• **The task**
Can you restate the records below word for word?

• **Information provided**
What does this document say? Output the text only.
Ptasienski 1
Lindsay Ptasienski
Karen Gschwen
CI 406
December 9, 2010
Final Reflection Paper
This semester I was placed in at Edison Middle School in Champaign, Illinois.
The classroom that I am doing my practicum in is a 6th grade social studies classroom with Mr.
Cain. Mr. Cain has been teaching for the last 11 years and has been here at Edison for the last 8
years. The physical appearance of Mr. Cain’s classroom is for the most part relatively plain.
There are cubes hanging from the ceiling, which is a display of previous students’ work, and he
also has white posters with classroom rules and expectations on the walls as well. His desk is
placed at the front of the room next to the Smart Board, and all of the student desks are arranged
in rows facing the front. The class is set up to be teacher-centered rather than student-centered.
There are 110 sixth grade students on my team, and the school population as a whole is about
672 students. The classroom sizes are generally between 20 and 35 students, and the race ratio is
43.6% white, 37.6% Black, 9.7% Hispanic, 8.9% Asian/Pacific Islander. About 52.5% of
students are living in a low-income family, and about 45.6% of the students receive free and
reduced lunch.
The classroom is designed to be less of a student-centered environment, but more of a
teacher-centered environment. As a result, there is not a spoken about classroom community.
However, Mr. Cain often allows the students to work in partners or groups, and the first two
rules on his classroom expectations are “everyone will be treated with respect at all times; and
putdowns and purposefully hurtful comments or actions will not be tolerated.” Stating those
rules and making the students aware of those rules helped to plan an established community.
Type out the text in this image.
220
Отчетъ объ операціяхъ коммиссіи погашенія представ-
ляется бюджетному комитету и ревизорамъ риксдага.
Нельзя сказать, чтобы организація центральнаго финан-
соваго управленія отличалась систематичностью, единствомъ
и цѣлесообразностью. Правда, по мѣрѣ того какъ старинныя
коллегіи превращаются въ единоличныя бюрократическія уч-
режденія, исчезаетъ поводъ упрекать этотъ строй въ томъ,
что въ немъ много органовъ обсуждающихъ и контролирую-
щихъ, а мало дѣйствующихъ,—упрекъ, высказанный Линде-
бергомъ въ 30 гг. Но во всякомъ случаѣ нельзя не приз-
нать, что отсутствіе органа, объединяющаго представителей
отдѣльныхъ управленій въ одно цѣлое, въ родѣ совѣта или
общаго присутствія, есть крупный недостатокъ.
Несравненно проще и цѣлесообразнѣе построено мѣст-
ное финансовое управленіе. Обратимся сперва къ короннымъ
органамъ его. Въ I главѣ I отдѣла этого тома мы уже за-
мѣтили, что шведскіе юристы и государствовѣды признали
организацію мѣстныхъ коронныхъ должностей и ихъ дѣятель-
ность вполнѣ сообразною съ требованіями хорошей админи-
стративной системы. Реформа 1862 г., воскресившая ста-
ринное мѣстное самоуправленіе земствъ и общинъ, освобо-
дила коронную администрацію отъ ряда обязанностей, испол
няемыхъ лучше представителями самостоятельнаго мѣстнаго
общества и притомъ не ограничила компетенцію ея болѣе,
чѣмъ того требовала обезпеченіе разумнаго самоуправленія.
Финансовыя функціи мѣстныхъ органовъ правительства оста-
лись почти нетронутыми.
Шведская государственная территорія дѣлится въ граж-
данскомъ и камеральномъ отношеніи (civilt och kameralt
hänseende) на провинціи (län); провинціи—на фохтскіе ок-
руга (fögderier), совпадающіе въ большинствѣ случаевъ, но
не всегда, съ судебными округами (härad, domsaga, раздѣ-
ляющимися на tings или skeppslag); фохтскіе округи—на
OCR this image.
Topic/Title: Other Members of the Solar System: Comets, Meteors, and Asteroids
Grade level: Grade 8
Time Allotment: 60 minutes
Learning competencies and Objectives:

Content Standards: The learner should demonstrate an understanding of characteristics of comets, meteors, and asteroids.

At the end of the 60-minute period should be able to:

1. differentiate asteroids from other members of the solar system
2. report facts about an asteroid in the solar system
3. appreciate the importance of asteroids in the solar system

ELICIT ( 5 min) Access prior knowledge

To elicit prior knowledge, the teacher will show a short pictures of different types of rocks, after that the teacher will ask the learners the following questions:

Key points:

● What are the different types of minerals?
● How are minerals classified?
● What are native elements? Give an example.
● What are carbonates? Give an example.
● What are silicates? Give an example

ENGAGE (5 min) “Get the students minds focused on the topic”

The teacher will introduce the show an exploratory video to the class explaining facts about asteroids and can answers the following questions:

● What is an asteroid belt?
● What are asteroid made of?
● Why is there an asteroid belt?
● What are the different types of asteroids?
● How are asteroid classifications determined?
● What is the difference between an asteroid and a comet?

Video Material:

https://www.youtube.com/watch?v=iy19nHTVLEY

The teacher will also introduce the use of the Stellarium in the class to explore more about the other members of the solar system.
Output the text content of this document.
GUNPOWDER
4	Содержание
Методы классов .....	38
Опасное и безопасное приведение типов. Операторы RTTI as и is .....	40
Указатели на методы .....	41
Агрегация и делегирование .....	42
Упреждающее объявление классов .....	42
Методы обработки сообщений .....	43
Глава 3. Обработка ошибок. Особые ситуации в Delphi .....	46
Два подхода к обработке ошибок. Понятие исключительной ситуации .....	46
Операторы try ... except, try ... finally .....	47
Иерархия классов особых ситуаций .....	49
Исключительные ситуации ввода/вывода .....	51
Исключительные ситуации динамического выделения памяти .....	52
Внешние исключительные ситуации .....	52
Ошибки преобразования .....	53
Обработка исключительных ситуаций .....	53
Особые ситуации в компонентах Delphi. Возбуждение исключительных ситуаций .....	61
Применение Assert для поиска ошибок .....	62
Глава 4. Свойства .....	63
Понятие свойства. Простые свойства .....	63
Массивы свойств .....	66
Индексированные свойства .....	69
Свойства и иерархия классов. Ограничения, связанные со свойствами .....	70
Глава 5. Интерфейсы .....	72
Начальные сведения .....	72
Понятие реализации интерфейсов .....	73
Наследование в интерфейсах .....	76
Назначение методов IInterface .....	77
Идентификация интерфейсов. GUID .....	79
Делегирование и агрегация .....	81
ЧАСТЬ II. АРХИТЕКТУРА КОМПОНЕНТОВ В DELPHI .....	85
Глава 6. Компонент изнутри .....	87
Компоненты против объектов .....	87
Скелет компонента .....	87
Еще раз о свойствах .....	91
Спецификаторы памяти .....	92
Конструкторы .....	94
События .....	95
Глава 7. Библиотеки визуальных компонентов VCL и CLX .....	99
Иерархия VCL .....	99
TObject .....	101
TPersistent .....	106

• **Answer to this problem**
What does this document say? Output the text only.
Ptasienski 1
Lindsay Ptasienski
Karen Gschwen
CI 406
December 9, 2010
Final Reflection Paper
This semester I was placed in at Edison Middle School in Champaign, Illinois.
The classroom that I am doing my practicum in is a 6th grade social studies classroom with Mr.
Cain. Mr. Cain has been teaching for the last 11 years and has been here at Edison for the last 8
years. The physical appearance of Mr. Cain’s classroom is for the most part relatively plain.
There are cubes hanging from the ceiling, which is a display of previous students’ work, and he
also has white posters with classroom rules and expectations on the walls as well. His desk is
placed at the front of the room next to the Smart Board, and all of the student desks are arranged
in rows facing the front. The class is set up to be teacher-centered rather than student-centered.
There are 110 sixth grade students on my team, and the school population as a whole is about
672 students. The classroom sizes are generally between 20 and 35 students, and the race ratio is
43.6% white, 37.6% Black, 9.7% Hispanic, 8.9% Asian/Pacific Islander. About 52.5% of
students are living in a low-income family, and about 45.6% of the students receive free and
reduced lunch.
The classroom is designed to be less of a student-centered environment, but more of a
teacher-centered environment. As a result, there is not a spoken about classroom community.
However, Mr. Cain often allows the students to work in partners or groups, and the first two
rules on his classroom expectations are “everyone will be treated with respect at all times; and
putdowns and purposefully hurtful comments or actions will not be tolerated.” Stating those
rules and making the students aware of those rules helped to plan an established community.
Type out the text in this image.
220
Отчетъ объ операціяхъ коммиссіи погашенія представ-
ляется бюджетному комитету и ревизорамъ риксдага.
Нельзя сказать, чтобы организація центральнаго финан-
соваго управленія отличалась систематичностью, единствомъ
и цѣлесообразностью. Правда, по мѣрѣ того какъ старинныя
коллегіи превращаются въ единоличныя бюрократическія уч-
режденія, исчезаетъ поводъ упрекать этотъ строй въ томъ,
что въ немъ много органовъ обсуждающихъ и контролирую-
щихъ, а мало дѣйствующихъ,—упрекъ, высказанный Линде-
бергомъ въ 30 гг. Но во всякомъ случаѣ нельзя не приз-
нать, что отсутствіе органа, объединяющаго представителей
отдѣльныхъ управленій въ одно цѣлое, въ родѣ совѣта или
общаго присутствія, есть крупный недостатокъ.
Несравненно проще и цѣлесообразнѣе построено мѣст-
ное финансовое управленіе. Обратимся сперва къ короннымъ
органамъ его. Въ I главѣ I отдѣла этого тома мы уже за-
мѣтили, что шведскіе юристы и государствовѣды признали
организацію мѣстныхъ коронныхъ должностей и ихъ дѣятель-
ность вполнѣ сообразною съ требованіями хорошей админи-
стративной системы. Реформа 1862 г., воскресившая ста-
ринное мѣстное самоуправленіе земствъ и общинъ, освобо-
дила коронную администрацію отъ ряда обязанностей, испол
няемыхъ лучше представителями самостоятельнаго мѣстнаго
общества и притомъ не ограничила компетенцію ея болѣе,
чѣмъ того требовала обезпеченіе разумнаго самоуправленія.
Финансовыя функціи мѣстныхъ органовъ правительства оста-
лись почти нетронутыми.
Шведская государственная территорія дѣлится въ граж-
данскомъ и камеральномъ отношеніи (civilt och kameralt
hänseende) на провинціи (län); провинціи—на фохтскіе ок-
руга (fögderier), совпадающіе въ большинствѣ случаевъ, но
не всегда, съ судебными округами (härad, domsaga, раздѣ-
ляющимися на tings или skeppslag); фохтскіе округи—на
OCR this image.
Topic/Title: Other Members of the Solar System: Comets, Meteors, and Asteroids
Grade level: Grade 8
Time Allotment: 60 minutes
Learning competencies and Objectives:

Content Standards: The learner should demonstrate an understanding of characteristics of comets, meteors, and asteroids.

At the end of the 60-minute period should be able to:

1. differentiate asteroids from other members of the solar system
2. report facts about an asteroid in the solar system
3. appreciate the importance of asteroids in the solar system

ELICIT ( 5 min) Access prior knowledge

To elicit prior knowledge, the teacher will show a short pictures of different types of rocks, after that the teacher will ask the learners the following questions:

Key points:

● What are the different types of minerals?
● How are minerals classified?
● What are native elements? Give an example.
● What are carbonates? Give an example.
● What are silicates? Give an example

ENGAGE (5 min) “Get the students minds focused on the topic”

The teacher will introduce the show an exploratory video to the class explaining facts about asteroids and can answers the following questions:

● What is an asteroid belt?
● What are asteroid made of?
● Why is there an asteroid belt?
● What are the different types of asteroids?
● How are asteroid classifications determined?
● What is the difference between an asteroid and a comet?

Video Material:

https://www.youtube.com/watch?v=iy19nHTVLEY

The teacher will also introduce the use of the Stellarium in the class to explore more about the other members of the solar system.
Output the text content of this document.
GUNPOWDER
4	Содержание
Методы классов .....	38
Опасное и безопасное приведение типов. Операторы RTTI as и is .....	40
Указатели на методы .....	41
Агрегация и делегирование .....	42
Упреждающее объявление классов .....	42
Методы обработки сообщений .....	43
Глава 3. Обработка ошибок. Особые ситуации в Delphi .....	46
Два подхода к обработке ошибок. Понятие исключительной ситуации .....	46
Операторы try ... except, try ... finally .....	47
Иерархия классов особых ситуаций .....	49
Исключительные ситуации ввода/вывода .....	51
Исключительные ситуации динамического выделения памяти .....	52
Внешние исключительные ситуации .....	52
Ошибки преобразования .....	53
Обработка исключительных ситуаций .....	53
Особые ситуации в компонентах Delphi. Возбуждение исключительных ситуаций .....	61
Применение Assert для поиска ошибок .....	62
Глава 4. Свойства .....	63
Понятие свойства. Простые свойства .....	63
Массивы свойств .....	66
Индексированные свойства .....	69
Свойства и иерархия классов. Ограничения, связанные со свойствами .....	70
Глава 5. Интерфейсы .....	72
Начальные сведения .....	72
Понятие реализации интерфейсов .....	73
Наследование в интерфейсах .....	76
Назначение методов IInterface .....	77
Идентификация интерфейсов. GUID .....	79
Делегирование и агрегация .....	81
ЧАСТЬ II. АРХИТЕКТУРА КОМПОНЕНТОВ В DELPHI .....	85
Глава 6. Компонент изнутри .....	87
Компоненты против объектов .....	87
Скелет компонента .....	87
Еще раз о свойствах .....	91
Спецификаторы памяти .....	92
Конструкторы .....	94
События .....	95
Глава 7. Библиотеки визуальных компонентов VCL и CLX .....	99
Иерархия VCL .....	99
TObject .....	101
TPersistent .....	106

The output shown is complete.